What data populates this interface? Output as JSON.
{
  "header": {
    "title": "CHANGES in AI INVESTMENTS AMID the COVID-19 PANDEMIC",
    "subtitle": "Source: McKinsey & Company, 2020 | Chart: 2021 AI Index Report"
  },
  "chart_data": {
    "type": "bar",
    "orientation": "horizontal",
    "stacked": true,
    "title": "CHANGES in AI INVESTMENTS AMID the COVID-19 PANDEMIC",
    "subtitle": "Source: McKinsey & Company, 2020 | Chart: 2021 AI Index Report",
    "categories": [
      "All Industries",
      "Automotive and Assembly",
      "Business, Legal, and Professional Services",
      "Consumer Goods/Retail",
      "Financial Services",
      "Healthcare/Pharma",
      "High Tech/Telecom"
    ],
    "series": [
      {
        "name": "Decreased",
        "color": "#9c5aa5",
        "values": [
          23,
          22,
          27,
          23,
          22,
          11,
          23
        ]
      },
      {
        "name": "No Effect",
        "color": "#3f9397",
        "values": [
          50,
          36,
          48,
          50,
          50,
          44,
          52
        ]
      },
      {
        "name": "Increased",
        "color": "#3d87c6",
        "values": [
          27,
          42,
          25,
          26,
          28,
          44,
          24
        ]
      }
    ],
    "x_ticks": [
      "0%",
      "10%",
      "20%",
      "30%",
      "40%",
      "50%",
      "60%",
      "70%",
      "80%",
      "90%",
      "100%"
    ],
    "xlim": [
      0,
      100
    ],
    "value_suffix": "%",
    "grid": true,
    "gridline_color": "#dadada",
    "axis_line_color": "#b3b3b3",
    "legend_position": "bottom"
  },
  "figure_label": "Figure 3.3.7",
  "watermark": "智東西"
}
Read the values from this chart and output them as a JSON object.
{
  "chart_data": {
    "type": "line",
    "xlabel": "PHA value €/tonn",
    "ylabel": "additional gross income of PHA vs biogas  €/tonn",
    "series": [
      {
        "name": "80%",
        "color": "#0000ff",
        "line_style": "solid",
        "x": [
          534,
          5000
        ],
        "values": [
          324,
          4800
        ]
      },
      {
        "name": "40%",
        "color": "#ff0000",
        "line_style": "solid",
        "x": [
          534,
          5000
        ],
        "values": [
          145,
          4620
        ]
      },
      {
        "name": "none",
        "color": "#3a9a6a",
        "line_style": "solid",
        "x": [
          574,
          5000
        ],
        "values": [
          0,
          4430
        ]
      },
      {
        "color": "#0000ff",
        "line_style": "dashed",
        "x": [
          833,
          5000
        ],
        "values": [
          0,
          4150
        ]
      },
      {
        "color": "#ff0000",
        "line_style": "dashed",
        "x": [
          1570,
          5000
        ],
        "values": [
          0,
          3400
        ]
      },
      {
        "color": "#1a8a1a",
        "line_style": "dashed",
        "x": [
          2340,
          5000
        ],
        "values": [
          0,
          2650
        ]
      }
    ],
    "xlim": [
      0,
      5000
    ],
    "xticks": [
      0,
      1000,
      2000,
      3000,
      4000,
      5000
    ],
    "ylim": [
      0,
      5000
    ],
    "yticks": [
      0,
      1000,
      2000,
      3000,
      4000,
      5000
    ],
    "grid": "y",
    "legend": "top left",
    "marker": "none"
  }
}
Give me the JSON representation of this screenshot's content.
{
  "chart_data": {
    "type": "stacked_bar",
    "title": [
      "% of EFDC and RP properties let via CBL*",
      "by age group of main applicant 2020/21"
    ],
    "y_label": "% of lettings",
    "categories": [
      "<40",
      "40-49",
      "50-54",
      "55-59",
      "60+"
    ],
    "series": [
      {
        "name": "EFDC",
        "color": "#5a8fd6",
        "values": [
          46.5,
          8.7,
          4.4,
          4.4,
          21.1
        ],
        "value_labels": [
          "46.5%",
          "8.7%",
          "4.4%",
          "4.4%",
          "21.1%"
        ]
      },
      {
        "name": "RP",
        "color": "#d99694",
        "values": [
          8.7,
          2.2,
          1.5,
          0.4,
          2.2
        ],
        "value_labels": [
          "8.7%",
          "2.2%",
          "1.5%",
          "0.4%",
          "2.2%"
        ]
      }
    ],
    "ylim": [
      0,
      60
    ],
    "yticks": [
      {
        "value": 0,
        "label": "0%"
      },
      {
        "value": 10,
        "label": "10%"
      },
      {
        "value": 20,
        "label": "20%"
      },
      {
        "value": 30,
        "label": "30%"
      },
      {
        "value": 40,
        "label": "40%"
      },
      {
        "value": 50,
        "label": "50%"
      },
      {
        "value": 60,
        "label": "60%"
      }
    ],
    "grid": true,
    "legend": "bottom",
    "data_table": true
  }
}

■ What is being asked:
Starting with the line that contains "Give me the", print each line through the last one in the listing. Include both end lines and add nothing.

■ Result of this task:
Give me the JSON representation of this screenshot's content.
{
  "chart_data": {
    "type": "stacked_bar",
    "title": [
      "% of EFDC and RP properties let via CBL*",
      "by age group of main applicant 2020/21"
    ],
    "y_label": "% of lettings",
    "categories": [
      "<40",
      "40-49",
      "50-54",
      "55-59",
      "60+"
    ],
    "series": [
      {
        "name": "EFDC",
        "color": "#5a8fd6",
        "values": [
          46.5,
          8.7,
          4.4,
          4.4,
          21.1
        ],
        "value_labels": [
          "46.5%",
          "8.7%",
          "4.4%",
          "4.4%",
          "21.1%"
        ]
      },
      {
        "name": "RP",
        "color": "#d99694",
        "values": [
          8.7,
          2.2,
          1.5,
          0.4,
          2.2
        ],
        "value_labels": [
          "8.7%",
          "2.2%",
          "1.5%",
          "0.4%",
          "2.2%"
        ]
      }
    ],
    "ylim": [
      0,
      60
    ],
    "yticks": [
      {
        "value": 0,
        "label": "0%"
      },
      {
        "value": 10,
        "label": "10%"
      },
      {
        "value": 20,
        "label": "20%"
      },
      {
        "value": 30,
        "label": "30%"
      },
      {
        "value": 40,
        "label": "40%"
      },
      {
        "value": 50,
        "label": "50%"
      },
      {
        "value": 60,
        "label": "60%"
      }
    ],
    "grid": true,
    "legend": "bottom",
    "data_table": true
  }
}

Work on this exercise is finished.